Task instructions> Work out how many lines include "gaming" and answer with that number only.

[Dataset entries]
_____

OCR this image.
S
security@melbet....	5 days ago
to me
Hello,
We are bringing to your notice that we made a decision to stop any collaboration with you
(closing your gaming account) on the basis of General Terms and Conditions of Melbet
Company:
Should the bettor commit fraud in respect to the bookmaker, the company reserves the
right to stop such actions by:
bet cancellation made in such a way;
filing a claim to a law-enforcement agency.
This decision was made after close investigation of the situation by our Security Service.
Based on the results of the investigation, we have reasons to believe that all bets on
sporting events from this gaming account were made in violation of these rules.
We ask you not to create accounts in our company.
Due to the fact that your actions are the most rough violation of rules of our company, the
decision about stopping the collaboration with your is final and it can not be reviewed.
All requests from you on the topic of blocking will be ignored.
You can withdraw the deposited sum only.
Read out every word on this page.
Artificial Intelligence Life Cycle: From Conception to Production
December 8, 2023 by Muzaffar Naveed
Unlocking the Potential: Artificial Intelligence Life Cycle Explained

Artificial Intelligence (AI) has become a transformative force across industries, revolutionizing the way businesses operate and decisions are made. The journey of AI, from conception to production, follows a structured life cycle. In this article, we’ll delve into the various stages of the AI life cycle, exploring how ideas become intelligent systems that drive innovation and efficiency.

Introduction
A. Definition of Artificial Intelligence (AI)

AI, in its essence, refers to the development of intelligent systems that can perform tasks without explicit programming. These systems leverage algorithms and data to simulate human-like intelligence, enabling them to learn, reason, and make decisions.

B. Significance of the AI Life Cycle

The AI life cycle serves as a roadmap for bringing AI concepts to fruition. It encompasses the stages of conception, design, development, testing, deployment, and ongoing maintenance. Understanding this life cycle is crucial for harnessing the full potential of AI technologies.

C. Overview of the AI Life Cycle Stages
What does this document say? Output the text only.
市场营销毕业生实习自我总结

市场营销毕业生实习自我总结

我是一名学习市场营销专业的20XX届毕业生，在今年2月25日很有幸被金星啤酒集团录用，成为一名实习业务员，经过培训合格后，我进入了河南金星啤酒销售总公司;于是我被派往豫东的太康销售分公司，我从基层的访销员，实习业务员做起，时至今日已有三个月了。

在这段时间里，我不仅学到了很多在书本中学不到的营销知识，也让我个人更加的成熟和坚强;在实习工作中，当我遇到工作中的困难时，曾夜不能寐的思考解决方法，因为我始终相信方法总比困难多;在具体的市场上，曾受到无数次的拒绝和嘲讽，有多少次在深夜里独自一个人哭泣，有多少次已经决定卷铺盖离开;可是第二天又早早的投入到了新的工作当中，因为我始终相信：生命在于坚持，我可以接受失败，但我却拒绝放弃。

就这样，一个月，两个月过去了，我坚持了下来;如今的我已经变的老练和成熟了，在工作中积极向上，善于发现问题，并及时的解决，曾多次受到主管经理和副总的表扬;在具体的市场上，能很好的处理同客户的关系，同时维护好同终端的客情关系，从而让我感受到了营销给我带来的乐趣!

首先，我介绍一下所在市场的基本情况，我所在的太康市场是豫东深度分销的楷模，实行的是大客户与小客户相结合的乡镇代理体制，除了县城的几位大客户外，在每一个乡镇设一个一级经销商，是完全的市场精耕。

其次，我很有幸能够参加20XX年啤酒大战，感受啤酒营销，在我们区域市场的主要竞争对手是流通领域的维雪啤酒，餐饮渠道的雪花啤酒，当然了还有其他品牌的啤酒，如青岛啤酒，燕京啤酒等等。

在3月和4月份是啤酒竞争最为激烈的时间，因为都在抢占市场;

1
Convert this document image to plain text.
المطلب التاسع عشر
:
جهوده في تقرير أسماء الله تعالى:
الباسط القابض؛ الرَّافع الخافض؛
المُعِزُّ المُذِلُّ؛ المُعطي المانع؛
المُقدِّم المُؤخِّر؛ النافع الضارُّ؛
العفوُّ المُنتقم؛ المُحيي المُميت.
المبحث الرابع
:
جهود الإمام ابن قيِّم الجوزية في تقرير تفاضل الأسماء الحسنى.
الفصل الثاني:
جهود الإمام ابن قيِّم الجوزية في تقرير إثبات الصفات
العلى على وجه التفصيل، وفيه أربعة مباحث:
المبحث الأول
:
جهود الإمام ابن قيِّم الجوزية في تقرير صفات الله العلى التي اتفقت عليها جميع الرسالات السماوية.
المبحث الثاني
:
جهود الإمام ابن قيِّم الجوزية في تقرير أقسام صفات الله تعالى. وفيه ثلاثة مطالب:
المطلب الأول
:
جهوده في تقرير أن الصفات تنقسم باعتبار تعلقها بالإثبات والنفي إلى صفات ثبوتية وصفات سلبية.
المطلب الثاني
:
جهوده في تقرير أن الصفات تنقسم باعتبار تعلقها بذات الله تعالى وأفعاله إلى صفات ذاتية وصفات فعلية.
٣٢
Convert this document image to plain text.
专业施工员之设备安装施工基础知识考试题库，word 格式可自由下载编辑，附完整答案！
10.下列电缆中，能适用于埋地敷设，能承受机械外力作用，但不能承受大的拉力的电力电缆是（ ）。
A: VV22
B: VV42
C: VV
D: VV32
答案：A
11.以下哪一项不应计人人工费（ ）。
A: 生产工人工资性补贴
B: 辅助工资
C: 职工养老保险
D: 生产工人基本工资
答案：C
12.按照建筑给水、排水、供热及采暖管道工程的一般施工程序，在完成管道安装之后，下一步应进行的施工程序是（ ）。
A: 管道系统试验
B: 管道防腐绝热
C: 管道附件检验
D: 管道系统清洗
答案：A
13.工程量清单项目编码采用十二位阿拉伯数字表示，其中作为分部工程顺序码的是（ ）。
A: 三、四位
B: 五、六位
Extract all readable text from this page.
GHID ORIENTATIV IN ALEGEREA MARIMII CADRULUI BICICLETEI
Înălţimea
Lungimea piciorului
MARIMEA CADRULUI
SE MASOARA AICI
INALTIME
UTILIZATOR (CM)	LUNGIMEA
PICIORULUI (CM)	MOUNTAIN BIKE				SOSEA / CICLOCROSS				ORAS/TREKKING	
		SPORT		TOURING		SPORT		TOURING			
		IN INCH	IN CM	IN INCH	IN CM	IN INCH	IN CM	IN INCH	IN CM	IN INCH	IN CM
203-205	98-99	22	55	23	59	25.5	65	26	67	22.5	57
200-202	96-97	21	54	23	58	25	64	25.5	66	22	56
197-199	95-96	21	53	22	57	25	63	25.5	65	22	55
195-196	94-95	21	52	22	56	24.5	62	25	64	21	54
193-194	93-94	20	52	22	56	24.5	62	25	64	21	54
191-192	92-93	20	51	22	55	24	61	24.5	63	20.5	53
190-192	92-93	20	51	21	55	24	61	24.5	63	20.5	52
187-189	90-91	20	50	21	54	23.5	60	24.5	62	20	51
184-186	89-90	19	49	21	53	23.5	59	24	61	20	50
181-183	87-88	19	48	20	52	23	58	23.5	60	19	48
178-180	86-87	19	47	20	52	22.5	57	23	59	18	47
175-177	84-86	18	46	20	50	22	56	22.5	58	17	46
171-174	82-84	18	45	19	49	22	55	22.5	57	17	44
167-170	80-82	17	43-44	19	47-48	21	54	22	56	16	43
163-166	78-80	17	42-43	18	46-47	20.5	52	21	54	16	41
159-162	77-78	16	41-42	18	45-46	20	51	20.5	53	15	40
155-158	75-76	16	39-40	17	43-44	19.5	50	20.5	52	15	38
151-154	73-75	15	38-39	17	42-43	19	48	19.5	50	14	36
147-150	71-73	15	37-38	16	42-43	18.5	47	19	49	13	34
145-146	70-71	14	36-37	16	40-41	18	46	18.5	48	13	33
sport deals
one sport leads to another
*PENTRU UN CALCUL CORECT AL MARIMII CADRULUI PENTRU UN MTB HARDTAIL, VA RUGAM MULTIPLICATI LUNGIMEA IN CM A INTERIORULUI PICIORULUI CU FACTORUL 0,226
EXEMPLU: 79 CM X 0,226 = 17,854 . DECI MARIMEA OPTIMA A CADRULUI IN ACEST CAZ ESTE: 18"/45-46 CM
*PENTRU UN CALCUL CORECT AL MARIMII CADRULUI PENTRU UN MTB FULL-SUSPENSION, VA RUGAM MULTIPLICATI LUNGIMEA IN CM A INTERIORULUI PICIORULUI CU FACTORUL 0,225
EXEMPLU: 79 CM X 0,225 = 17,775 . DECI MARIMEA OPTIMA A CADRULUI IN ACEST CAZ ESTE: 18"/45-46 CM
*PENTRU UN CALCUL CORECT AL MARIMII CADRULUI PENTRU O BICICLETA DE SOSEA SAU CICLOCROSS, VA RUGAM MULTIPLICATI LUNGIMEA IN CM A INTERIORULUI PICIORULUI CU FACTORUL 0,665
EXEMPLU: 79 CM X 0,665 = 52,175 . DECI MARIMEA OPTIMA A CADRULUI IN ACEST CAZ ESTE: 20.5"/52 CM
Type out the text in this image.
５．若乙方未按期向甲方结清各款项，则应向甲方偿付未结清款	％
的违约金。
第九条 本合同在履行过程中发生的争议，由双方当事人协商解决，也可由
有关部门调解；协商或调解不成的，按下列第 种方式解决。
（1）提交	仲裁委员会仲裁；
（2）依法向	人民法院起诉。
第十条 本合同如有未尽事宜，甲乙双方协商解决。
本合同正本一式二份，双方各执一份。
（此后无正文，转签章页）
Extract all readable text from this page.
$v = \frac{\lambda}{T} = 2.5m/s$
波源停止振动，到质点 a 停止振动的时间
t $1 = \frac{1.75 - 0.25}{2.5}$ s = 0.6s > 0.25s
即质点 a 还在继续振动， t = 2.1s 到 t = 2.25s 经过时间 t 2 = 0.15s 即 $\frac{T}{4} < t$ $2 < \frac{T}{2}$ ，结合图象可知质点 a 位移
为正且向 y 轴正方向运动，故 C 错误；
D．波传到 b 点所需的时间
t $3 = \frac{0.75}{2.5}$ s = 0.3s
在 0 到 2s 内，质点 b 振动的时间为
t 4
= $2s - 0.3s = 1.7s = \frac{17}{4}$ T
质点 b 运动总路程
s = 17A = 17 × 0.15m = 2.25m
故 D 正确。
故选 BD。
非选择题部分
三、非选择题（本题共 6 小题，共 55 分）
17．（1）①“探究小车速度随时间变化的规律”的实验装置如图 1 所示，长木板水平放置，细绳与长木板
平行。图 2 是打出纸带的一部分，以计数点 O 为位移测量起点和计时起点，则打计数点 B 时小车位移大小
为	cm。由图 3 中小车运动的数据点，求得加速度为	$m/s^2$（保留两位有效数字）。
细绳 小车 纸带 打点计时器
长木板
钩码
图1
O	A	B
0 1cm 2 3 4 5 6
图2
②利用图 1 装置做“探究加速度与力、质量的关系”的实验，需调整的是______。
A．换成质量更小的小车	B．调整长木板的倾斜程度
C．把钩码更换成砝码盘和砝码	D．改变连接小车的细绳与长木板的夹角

_____

Correct response> 2